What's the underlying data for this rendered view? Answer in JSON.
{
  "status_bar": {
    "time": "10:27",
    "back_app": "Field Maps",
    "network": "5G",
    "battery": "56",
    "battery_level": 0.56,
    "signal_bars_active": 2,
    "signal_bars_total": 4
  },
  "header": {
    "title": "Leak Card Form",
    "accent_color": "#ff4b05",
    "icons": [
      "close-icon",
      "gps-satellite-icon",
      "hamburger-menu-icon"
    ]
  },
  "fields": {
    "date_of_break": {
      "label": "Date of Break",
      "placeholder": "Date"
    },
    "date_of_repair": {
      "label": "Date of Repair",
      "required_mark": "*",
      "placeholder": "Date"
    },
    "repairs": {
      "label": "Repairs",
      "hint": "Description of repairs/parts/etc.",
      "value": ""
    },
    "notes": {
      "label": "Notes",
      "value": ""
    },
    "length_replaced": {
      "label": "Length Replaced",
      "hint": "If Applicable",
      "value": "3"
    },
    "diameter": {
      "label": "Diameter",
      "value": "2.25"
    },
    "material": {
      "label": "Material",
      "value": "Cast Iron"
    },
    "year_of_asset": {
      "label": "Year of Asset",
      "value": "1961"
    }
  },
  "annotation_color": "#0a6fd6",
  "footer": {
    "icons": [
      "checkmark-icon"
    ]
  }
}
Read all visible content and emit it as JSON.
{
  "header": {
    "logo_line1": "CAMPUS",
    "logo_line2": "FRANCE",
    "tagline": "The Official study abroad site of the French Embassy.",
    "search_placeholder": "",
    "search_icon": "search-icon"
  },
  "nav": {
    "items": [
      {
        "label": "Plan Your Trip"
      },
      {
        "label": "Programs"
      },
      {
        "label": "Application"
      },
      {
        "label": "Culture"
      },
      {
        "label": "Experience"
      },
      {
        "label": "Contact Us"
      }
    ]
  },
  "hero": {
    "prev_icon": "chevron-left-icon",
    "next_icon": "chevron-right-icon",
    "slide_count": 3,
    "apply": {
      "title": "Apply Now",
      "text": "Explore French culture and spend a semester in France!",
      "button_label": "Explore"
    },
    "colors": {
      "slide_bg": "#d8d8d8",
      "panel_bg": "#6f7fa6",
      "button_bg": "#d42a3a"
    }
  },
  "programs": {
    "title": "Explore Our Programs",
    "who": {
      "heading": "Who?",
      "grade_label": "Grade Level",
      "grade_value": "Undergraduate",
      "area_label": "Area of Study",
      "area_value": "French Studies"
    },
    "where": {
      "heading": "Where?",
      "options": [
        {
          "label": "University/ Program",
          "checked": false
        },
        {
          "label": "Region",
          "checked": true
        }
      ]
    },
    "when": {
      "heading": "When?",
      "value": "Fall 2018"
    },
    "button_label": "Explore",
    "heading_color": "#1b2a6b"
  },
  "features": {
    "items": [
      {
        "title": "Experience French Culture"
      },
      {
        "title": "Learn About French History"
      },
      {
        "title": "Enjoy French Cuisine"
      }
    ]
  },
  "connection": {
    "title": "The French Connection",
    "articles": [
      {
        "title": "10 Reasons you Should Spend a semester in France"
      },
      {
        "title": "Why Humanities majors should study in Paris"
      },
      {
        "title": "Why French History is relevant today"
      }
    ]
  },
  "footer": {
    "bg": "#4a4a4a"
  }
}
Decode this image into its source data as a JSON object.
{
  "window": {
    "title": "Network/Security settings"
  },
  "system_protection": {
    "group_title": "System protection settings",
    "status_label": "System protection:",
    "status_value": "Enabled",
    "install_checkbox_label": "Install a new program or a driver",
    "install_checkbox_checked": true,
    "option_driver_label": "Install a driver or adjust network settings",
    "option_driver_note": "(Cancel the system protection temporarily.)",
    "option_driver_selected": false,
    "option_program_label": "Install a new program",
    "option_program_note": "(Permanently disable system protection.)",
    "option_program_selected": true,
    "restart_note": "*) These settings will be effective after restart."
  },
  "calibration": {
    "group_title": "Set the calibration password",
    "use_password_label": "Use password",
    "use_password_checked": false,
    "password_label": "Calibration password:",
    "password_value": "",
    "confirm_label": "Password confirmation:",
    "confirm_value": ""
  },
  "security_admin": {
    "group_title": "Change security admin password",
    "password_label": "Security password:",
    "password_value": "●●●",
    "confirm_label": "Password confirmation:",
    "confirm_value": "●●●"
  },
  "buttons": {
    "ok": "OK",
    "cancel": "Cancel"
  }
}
━━━━
▸ Problem
Return what is listed above, exactly and completely.

▸ Exercise answer
What's the underlying data for this rendered view? Answer in JSON.
{
  "status_bar": {
    "time": "10:27",
    "back_app": "Field Maps",
    "network": "5G",
    "battery": "56",
    "battery_level": 0.56,
    "signal_bars_active": 2,
    "signal_bars_total": 4
  },
  "header": {
    "title": "Leak Card Form",
    "accent_color": "#ff4b05",
    "icons": [
      "close-icon",
      "gps-satellite-icon",
      "hamburger-menu-icon"
    ]
  },
  "fields": {
    "date_of_break": {
      "label": "Date of Break",
      "placeholder": "Date"
    },
    "date_of_repair": {
      "label": "Date of Repair",
      "required_mark": "*",
      "placeholder": "Date"
    },
    "repairs": {
      "label": "Repairs",
      "hint": "Description of repairs/parts/etc.",
      "value": ""
    },
    "notes": {
      "label": "Notes",
      "value": ""
    },
    "length_replaced": {
      "label": "Length Replaced",
      "hint": "If Applicable",
      "value": "3"
    },
    "diameter": {
      "label": "Diameter",
      "value": "2.25"
    },
    "material": {
      "label": "Material",
      "value": "Cast Iron"
    },
    "year_of_asset": {
      "label": "Year of Asset",
      "value": "1961"
    }
  },
  "annotation_color": "#0a6fd6",
  "footer": {
    "icons": [
      "checkmark-icon"
    ]
  }
}
Read all visible content and emit it as JSON.
{
  "header": {
    "logo_line1": "CAMPUS",
    "logo_line2": "FRANCE",
    "tagline": "The Official study abroad site of the French Embassy.",
    "search_placeholder": "",
    "search_icon": "search-icon"
  },
  "nav": {
    "items": [
      {
        "label": "Plan Your Trip"
      },
      {
        "label": "Programs"
      },
      {
        "label": "Application"
      },
      {
        "label": "Culture"
      },
      {
        "label": "Experience"
      },
      {
        "label": "Contact Us"
      }
    ]
  },
  "hero": {
    "prev_icon": "chevron-left-icon",
    "next_icon": "chevron-right-icon",
    "slide_count": 3,
    "apply": {
      "title": "Apply Now",
      "text": "Explore French culture and spend a semester in France!",
      "button_label": "Explore"
    },
    "colors": {
      "slide_bg": "#d8d8d8",
      "panel_bg": "#6f7fa6",
      "button_bg": "#d42a3a"
    }
  },
  "programs": {
    "title": "Explore Our Programs",
    "who": {
      "heading": "Who?",
      "grade_label": "Grade Level",
      "grade_value": "Undergraduate",
      "area_label": "Area of Study",
      "area_value": "French Studies"
    },
    "where": {
      "heading": "Where?",
      "options": [
        {
          "label": "University/ Program",
          "checked": false
        },
        {
          "label": "Region",
          "checked": true
        }
      ]
    },
    "when": {
      "heading": "When?",
      "value": "Fall 2018"
    },
    "button_label": "Explore",
    "heading_color": "#1b2a6b"
  },
  "features": {
    "items": [
      {
        "title": "Experience French Culture"
      },
      {
        "title": "Learn About French History"
      },
      {
        "title": "Enjoy French Cuisine"
      }
    ]
  },
  "connection": {
    "title": "The French Connection",
    "articles": [
      {
        "title": "10 Reasons you Should Spend a semester in France"
      },
      {
        "title": "Why Humanities majors should study in Paris"
      },
      {
        "title": "Why French History is relevant today"
      }
    ]
  },
  "footer": {
    "bg": "#4a4a4a"
  }
}
Decode this image into its source data as a JSON object.
{
  "window": {
    "title": "Network/Security settings"
  },
  "system_protection": {
    "group_title": "System protection settings",
    "status_label": "System protection:",
    "status_value": "Enabled",
    "install_checkbox_label": "Install a new program or a driver",
    "install_checkbox_checked": true,
    "option_driver_label": "Install a driver or adjust network settings",
    "option_driver_note": "(Cancel the system protection temporarily.)",
    "option_driver_selected": false,
    "option_program_label": "Install a new program",
    "option_program_note": "(Permanently disable system protection.)",
    "option_program_selected": true,
    "restart_note": "*) These settings will be effective after restart."
  },
  "calibration": {
    "group_title": "Set the calibration password",
    "use_password_label": "Use password",
    "use_password_checked": false,
    "password_label": "Calibration password:",
    "password_value": "",
    "confirm_label": "Password confirmation:",
    "confirm_value": ""
  },
  "security_admin": {
    "group_title": "Change security admin password",
    "password_label": "Security password:",
    "password_value": "●●●",
    "confirm_label": "Password confirmation:",
    "confirm_value": "●●●"
  },
  "buttons": {
    "ok": "OK",
    "cancel": "Cancel"
  }
}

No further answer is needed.